● **Objective**
Omit all images. Transcribe the rest of the material below exactly.

## START Data provided

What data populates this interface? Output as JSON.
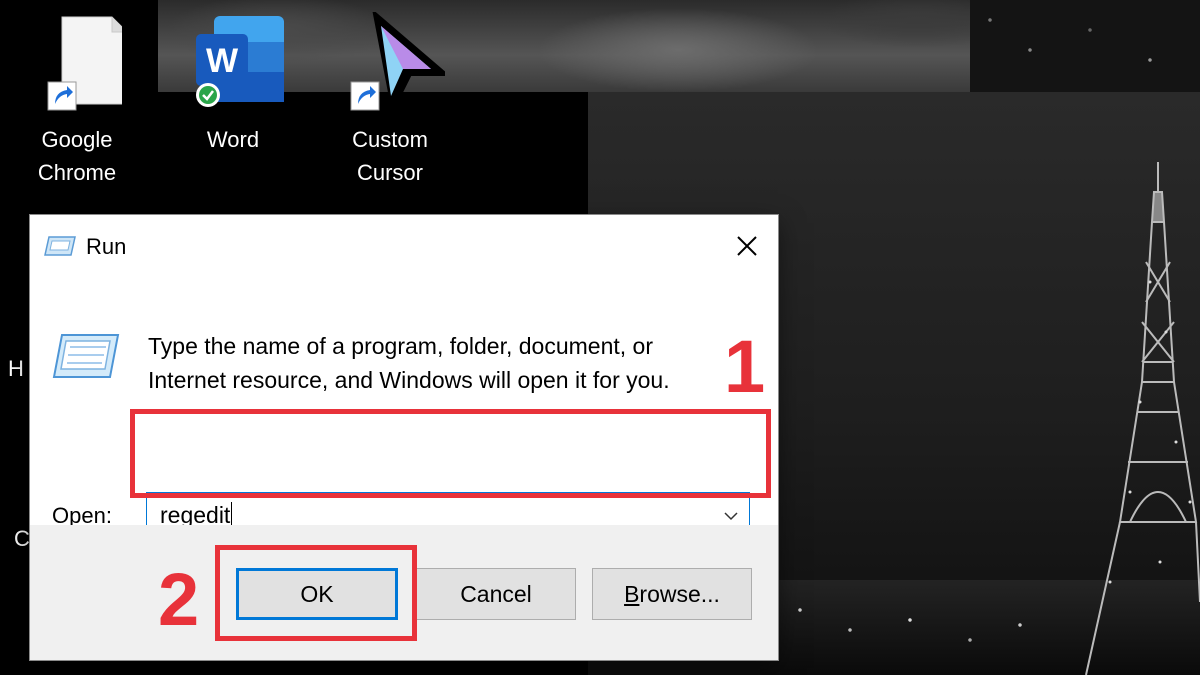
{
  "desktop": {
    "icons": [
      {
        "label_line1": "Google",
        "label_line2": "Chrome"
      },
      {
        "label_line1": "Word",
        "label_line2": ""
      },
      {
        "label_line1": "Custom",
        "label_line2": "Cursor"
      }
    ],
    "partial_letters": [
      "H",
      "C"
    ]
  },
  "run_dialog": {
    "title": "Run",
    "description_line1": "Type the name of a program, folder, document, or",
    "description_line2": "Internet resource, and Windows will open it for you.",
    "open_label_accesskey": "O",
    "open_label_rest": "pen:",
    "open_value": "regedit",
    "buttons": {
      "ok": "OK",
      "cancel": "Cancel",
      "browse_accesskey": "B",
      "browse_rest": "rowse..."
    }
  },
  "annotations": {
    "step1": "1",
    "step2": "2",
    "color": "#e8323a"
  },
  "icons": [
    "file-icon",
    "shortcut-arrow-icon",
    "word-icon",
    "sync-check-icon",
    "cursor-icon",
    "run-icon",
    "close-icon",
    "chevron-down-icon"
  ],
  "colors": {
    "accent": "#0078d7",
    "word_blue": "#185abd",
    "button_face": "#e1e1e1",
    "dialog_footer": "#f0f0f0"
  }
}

## END Data provided

● **Exercise output**
What data populates this interface? Output as JSON.
{
  "desktop": {
    "icons": [
      {
        "label_line1": "Google",
        "label_line2": "Chrome"
      },
      {
        "label_line1": "Word",
        "label_line2": ""
      },
      {
        "label_line1": "Custom",
        "label_line2": "Cursor"
      }
    ],
    "partial_letters": [
      "H",
      "C"
    ]
  },
  "run_dialog": {
    "title": "Run",
    "description_line1": "Type the name of a program, folder, document, or",
    "description_line2": "Internet resource, and Windows will open it for you.",
    "open_label_accesskey": "O",
    "open_label_rest": "pen:",
    "open_value": "regedit",
    "buttons": {
      "ok": "OK",
      "cancel": "Cancel",
      "browse_accesskey": "B",
      "browse_rest": "rowse..."
    }
  },
  "annotations": {
    "step1": "1",
    "step2": "2",
    "color": "#e8323a"
  },
  "icons": [
    "file-icon",
    "shortcut-arrow-icon",
    "word-icon",
    "sync-check-icon",
    "cursor-icon",
    "run-icon",
    "close-icon",
    "chevron-down-icon"
  ],
  "colors": {
    "accent": "#0078d7",
    "word_blue": "#185abd",
    "button_face": "#e1e1e1",
    "dialog_footer": "#f0f0f0"
  }
}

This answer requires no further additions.